[Document text]:
Content starts

His first book, The New Politics: America and the End of the Postwar World (with Edmund Stillman) was published in 1961. Seven others followed.

Robert Heilbroner wrote in 1964:"I suspect that in the future it will no longer be possible to qualify as a wholly serious thinker if one has not, to whatever small degree, made one's peace or accommodation with [his] harsh message."

During the 1960s, Pfaff co-wrote three books with Ed Stillman: The New Politics: America and the End of the Postwar World (1961), The Politics of Hysteria: The Sources of Twentieth-Century Conflict (1964), and Power and Impotence: The Failure of America's Foreign Policy (1966). In 1971, Pfaff added a fourth book, this time without Stillman's co-authorship, entitled Condemned to Freedom.

In his role at the Hudson Institute, Pfaff provided the counterpoint to Kahn's more bellicose views at official events and debates. Fed up with the debate over the Vietnam War, Pfaff moved to Paris in 1971 to become Deputy Director of the Hudson Institute Europe, founded by Stillman but eventually becoming independent of Kahn's Hudson Institute.

In 1978, he resigned from the Hudson Institute Europe to continue his career as a freelance journalist and writer. His most prestigious contract was with William Shawn's The New Yorker. Between 1971 and 1992, he published more than 70 "Reflections" ("a political-literary form of your own invention," his editor, Shawn, wrote to him), on international politics and society in the magazine. Pfaff's other long-standing contract was for a twice-weekly opinion column for the International Herald Tribune; it continued in one form or another until his death.

In 1989, Pfaff brought together a modified collection of several of his New Yorker pieces, "The Barbarian Sentiments." Although it was mostly written and edited in 1988, the political events of 1989 culminating in the fall of the Berlin Wall seemed to vindicate Pfaff's views on foreign policy. He was honored by being a finalist for the 1989 National Book Award, and in the years that followed, he became a much sought-after lecturer throughout the world.

In 1993, he published The Wrath of Nations: Civilization and the Furies of Nationalism, a study of nationalism.

Before the Iraq War in 2003, Pfaff wrote several columns questioning the war. Many of the columns were collected in the 2004 collection, Fear, Anger and Failure: A Chronicle of the Bush Administration's War Against Terror, from the Attacks of September 11, 2001 to Defeat in Baghdad, published by Algora. About the same time, Pfaff published a book about the appeal of revolutionary violence in the 20th century, The Bullet's Song.

Content ends

(Stored data entries)
Content starts

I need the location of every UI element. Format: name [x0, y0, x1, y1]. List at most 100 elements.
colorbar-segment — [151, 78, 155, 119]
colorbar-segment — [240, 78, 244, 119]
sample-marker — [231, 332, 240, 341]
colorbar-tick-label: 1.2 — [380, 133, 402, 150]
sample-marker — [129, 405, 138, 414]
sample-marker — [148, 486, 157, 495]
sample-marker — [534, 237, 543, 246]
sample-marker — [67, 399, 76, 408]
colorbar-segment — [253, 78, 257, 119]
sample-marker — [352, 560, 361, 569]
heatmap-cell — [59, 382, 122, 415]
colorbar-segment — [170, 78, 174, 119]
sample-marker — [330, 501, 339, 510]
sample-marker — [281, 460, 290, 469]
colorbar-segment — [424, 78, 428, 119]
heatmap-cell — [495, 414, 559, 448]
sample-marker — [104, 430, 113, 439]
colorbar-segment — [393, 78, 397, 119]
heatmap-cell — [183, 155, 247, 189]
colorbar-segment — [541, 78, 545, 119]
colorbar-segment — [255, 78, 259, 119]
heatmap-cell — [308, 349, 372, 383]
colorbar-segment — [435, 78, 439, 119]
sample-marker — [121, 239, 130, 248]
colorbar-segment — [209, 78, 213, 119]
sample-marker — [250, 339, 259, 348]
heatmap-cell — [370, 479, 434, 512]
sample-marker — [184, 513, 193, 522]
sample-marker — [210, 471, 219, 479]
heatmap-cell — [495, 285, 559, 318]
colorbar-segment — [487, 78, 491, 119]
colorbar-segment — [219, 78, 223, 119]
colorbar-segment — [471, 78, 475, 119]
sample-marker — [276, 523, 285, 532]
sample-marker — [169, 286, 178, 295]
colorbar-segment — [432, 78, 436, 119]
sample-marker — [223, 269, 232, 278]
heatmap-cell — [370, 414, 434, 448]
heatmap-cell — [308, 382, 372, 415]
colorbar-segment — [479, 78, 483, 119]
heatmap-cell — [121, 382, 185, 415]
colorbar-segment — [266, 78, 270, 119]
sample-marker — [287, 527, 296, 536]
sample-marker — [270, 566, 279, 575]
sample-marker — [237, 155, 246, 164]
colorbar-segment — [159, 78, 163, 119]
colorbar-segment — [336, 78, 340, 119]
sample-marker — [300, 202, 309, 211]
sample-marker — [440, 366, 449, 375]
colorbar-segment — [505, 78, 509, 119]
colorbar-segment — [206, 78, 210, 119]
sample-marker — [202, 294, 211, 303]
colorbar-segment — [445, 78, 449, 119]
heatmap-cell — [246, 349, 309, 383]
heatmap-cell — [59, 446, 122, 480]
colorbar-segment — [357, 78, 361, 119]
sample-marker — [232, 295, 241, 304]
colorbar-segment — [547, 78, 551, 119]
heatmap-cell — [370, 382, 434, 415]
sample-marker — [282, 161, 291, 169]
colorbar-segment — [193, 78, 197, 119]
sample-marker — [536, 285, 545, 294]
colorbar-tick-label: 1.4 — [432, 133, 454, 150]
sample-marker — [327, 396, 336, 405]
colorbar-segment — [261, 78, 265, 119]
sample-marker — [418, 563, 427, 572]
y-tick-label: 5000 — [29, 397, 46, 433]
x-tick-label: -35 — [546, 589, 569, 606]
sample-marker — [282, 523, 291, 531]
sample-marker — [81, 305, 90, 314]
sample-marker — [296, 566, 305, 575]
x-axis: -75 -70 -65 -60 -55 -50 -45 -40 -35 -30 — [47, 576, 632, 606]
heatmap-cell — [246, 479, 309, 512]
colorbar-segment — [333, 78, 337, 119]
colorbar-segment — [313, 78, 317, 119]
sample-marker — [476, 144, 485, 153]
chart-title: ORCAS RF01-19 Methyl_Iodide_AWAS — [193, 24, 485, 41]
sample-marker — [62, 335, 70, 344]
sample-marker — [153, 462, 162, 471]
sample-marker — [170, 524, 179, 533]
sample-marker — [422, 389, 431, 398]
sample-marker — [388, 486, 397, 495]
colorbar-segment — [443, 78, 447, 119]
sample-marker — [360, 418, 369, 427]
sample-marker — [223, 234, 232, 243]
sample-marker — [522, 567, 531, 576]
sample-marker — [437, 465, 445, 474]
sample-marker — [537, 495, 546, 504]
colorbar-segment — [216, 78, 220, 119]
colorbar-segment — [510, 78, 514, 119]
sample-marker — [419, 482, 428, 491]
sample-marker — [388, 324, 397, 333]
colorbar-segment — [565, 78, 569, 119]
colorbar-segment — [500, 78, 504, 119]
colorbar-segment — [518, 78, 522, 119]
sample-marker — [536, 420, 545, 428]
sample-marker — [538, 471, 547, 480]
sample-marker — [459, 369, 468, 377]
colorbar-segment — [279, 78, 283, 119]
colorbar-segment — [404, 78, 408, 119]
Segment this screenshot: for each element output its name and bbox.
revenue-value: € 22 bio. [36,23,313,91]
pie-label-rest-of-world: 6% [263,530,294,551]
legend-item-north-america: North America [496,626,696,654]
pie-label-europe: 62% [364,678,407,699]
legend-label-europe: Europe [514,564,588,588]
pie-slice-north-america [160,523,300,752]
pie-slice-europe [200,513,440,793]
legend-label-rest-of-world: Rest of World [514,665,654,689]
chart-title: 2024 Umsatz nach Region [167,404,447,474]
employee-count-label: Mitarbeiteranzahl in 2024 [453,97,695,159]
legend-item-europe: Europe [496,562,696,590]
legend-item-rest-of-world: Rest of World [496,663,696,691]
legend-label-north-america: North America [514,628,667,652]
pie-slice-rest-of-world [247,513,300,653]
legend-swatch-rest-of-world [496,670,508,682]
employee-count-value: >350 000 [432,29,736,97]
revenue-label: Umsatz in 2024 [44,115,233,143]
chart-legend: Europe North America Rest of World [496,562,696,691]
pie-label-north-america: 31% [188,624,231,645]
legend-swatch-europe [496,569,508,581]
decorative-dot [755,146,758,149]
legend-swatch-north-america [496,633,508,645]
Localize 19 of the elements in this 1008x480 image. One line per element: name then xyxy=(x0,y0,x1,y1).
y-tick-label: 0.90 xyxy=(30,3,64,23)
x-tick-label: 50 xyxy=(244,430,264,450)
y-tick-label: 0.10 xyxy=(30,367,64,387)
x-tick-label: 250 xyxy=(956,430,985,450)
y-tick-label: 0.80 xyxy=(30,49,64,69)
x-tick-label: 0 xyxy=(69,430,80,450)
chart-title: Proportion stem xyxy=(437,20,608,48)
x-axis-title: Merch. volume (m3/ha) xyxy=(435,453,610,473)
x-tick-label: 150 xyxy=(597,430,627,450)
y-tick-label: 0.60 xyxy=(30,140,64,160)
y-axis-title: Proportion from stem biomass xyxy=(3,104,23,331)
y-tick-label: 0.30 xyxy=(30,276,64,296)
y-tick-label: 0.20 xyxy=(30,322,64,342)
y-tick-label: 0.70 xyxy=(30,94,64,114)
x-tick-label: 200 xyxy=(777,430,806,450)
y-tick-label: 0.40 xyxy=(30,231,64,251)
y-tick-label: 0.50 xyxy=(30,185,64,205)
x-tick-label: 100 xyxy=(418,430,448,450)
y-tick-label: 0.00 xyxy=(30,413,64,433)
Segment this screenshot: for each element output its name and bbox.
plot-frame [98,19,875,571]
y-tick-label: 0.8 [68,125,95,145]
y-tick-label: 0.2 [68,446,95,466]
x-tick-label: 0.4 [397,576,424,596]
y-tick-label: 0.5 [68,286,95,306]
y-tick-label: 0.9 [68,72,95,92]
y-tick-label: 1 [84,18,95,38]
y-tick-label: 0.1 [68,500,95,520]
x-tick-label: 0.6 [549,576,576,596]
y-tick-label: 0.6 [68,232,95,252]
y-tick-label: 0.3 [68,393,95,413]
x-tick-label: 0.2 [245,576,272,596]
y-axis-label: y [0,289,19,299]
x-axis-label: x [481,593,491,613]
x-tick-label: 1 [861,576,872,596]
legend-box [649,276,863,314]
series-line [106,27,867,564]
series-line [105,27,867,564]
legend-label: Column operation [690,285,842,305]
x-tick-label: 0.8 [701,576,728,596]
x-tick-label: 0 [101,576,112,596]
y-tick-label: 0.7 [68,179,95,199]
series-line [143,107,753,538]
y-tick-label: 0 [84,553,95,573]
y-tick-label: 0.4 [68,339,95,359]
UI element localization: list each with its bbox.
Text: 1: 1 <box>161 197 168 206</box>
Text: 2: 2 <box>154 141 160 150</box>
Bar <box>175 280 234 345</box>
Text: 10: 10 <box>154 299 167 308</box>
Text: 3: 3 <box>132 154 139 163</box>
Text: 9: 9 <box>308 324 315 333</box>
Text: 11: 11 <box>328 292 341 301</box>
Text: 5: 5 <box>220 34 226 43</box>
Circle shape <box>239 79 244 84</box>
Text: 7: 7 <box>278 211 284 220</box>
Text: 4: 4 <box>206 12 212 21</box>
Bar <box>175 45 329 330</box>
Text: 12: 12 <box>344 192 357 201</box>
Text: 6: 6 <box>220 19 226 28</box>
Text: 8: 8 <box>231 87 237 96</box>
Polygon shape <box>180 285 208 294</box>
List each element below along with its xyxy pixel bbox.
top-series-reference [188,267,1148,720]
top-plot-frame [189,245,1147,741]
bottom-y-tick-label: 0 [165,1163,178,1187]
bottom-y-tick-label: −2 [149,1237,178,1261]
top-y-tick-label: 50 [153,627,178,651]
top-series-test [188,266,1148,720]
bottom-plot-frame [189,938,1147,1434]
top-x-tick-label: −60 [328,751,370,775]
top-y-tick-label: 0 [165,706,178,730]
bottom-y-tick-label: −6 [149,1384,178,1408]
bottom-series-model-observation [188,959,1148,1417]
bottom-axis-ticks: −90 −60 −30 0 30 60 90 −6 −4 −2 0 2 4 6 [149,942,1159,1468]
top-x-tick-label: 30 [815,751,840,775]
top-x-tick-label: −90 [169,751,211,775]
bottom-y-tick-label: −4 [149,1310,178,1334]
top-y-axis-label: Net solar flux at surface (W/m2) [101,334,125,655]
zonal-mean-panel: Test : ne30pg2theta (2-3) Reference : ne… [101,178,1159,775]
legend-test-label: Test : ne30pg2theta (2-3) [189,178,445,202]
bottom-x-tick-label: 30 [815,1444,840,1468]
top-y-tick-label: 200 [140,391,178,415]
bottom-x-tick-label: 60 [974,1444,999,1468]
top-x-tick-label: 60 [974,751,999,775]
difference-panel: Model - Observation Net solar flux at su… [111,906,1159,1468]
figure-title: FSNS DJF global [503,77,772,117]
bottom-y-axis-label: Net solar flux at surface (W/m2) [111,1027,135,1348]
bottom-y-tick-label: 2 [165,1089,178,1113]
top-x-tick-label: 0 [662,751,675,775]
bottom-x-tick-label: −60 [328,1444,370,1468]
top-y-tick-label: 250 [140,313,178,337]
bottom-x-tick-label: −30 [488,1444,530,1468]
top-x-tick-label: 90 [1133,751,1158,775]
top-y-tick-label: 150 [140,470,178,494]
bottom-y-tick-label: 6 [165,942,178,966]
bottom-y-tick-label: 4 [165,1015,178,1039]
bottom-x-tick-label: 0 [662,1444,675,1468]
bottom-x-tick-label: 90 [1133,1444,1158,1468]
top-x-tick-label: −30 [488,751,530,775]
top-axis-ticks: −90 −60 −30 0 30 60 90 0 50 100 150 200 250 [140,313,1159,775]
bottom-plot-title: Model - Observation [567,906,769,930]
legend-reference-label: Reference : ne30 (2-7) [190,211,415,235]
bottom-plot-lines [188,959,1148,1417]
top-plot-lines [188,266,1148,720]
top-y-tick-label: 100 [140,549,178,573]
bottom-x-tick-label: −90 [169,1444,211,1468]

Content ends

[Exercise instructions]:
According to the passage about Pfaff, what position did he take when he moved to Paris in 1971? Please answer in one sentence.

[Task answer]:
He became Deputy Director of the Hudson Institute Europe.